Set exercise:
Please transcribe the data below exactly. Leave the pictures out.

[START Information supplied]

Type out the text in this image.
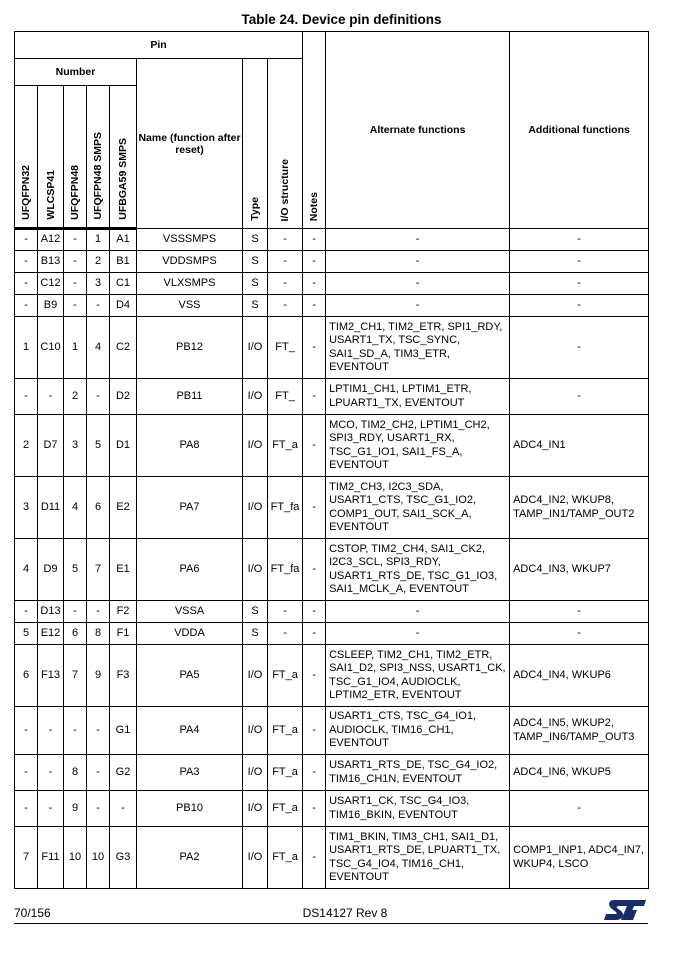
Table 24. Device pin definitions
Pin								Notes	Alternate functions	Additional functions
Number					Name (function after reset)	Type	I/O structure			
UFQFPN32	WLCSP41	UFQFPN48	UFQFPN48 SMPS	UFBGA59 SMPS						
-	A12	-	1	A1	VSSSMPS	S	-	-	-	-
-	B13	-	2	B1	VDDSMPS	S	-	-	-	-
-	C12	-	3	C1	VLXSMPS	S	-	-	-	-
-	B9	-	-	D4	VSS	S	-	-	-	-
1	C10	1	4	C2	PB12	I/O	FT_	-	TIM2_CH1, TIM2_ETR, SPI1_RDY, USART1_TX, TSC_SYNC, SAI1_SD_A, TIM3_ETR, EVENTOUT	-
-	-	2	-	D2	PB11	I/O	FT_	-	LPTIM1_CH1, LPTIM1_ETR, LPUART1_TX, EVENTOUT	-
2	D7	3	5	D1	PA8	I/O	FT_a	-	MCO, TIM2_CH2, LPTIM1_CH2, SPI3_RDY, USART1_RX, TSC_G1_IO1, SAI1_FS_A, EVENTOUT	ADC4_IN1
3	D11	4	6	E2	PA7	I/O	FT_fa	-	TIM2_CH3, I2C3_SDA, USART1_CTS, TSC_G1_IO2, COMP1_OUT, SAI1_SCK_A, EVENTOUT	ADC4_IN2, WKUP8, TAMP_IN1/TAMP_OUT2
4	D9	5	7	E1	PA6	I/O	FT_fa	-	CSTOP, TIM2_CH4, SAI1_CK2, I2C3_SCL, SPI3_RDY, USART1_RTS_DE, TSC_G1_IO3, SAI1_MCLK_A, EVENTOUT	ADC4_IN3, WKUP7
-	D13	-	-	F2	VSSA	S	-	-	-	-
5	E12	6	8	F1	VDDA	S	-	-	-	-
6	F13	7	9	F3	PA5	I/O	FT_a	-	CSLEEP, TIM2_CH1, TIM2_ETR, SAI1_D2, SPI3_NSS, USART1_CK, TSC_G1_IO4, AUDIOCLK, LPTIM2_ETR, EVENTOUT	ADC4_IN4, WKUP6
-	-	-	-	G1	PA4	I/O	FT_a	-	USART1_CTS, TSC_G4_IO1, AUDIOCLK, TIM16_CH1, EVENTOUT	ADC4_IN5, WKUP2, TAMP_IN6/TAMP_OUT3
-	-	8	-	G2	PA3	I/O	FT_a	-	USART1_RTS_DE, TSC_G4_IO2, TIM16_CH1N, EVENTOUT	ADC4_IN6, WKUP5
-	-	9	-	-	PB10	I/O	FT_a	-	USART1_CK, TSC_G4_IO3, TIM16_BKIN, EVENTOUT	-
7	F11	10	10	G3	PA2	I/O	FT_a	-	TIM1_BKIN, TIM3_CH1, SAI1_D1, USART1_RTS_DE, LPUART1_TX, TSC_G4_IO4, TIM16_CH1, EVENTOUT	COMP1_INP1, ADC4_IN7, WKUP4, LSCO
70/156	DS14127 Rev 8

[END Information supplied]

Task output:
Type out the text in this image.
Table 24. Device pin definitions
Pin								Notes	Alternate functions	Additional functions
Number					Name (function after reset)	Type	I/O structure			
UFQFPN32	WLCSP41	UFQFPN48	UFQFPN48 SMPS	UFBGA59 SMPS						
-	A12	-	1	A1	VSSSMPS	S	-	-	-	-
-	B13	-	2	B1	VDDSMPS	S	-	-	-	-
-	C12	-	3	C1	VLXSMPS	S	-	-	-	-
-	B9	-	-	D4	VSS	S	-	-	-	-
1	C10	1	4	C2	PB12	I/O	FT_	-	TIM2_CH1, TIM2_ETR, SPI1_RDY, USART1_TX, TSC_SYNC, SAI1_SD_A, TIM3_ETR, EVENTOUT	-
-	-	2	-	D2	PB11	I/O	FT_	-	LPTIM1_CH1, LPTIM1_ETR, LPUART1_TX, EVENTOUT	-
2	D7	3	5	D1	PA8	I/O	FT_a	-	MCO, TIM2_CH2, LPTIM1_CH2, SPI3_RDY, USART1_RX, TSC_G1_IO1, SAI1_FS_A, EVENTOUT	ADC4_IN1
3	D11	4	6	E2	PA7	I/O	FT_fa	-	TIM2_CH3, I2C3_SDA, USART1_CTS, TSC_G1_IO2, COMP1_OUT, SAI1_SCK_A, EVENTOUT	ADC4_IN2, WKUP8, TAMP_IN1/TAMP_OUT2
4	D9	5	7	E1	PA6	I/O	FT_fa	-	CSTOP, TIM2_CH4, SAI1_CK2, I2C3_SCL, SPI3_RDY, USART1_RTS_DE, TSC_G1_IO3, SAI1_MCLK_A, EVENTOUT	ADC4_IN3, WKUP7
-	D13	-	-	F2	VSSA	S	-	-	-	-
5	E12	6	8	F1	VDDA	S	-	-	-	-
6	F13	7	9	F3	PA5	I/O	FT_a	-	CSLEEP, TIM2_CH1, TIM2_ETR, SAI1_D2, SPI3_NSS, USART1_CK, TSC_G1_IO4, AUDIOCLK, LPTIM2_ETR, EVENTOUT	ADC4_IN4, WKUP6
-	-	-	-	G1	PA4	I/O	FT_a	-	USART1_CTS, TSC_G4_IO1, AUDIOCLK, TIM16_CH1, EVENTOUT	ADC4_IN5, WKUP2, TAMP_IN6/TAMP_OUT3
-	-	8	-	G2	PA3	I/O	FT_a	-	USART1_RTS_DE, TSC_G4_IO2, TIM16_CH1N, EVENTOUT	ADC4_IN6, WKUP5
-	-	9	-	-	PB10	I/O	FT_a	-	USART1_CK, TSC_G4_IO3, TIM16_BKIN, EVENTOUT	-
7	F11	10	10	G3	PA2	I/O	FT_a	-	TIM1_BKIN, TIM3_CH1, SAI1_D1, USART1_RTS_DE, LPUART1_TX, TSC_G4_IO4, TIM16_CH1, EVENTOUT	COMP1_INP1, ADC4_IN7, WKUP4, LSCO
70/156	DS14127 Rev 8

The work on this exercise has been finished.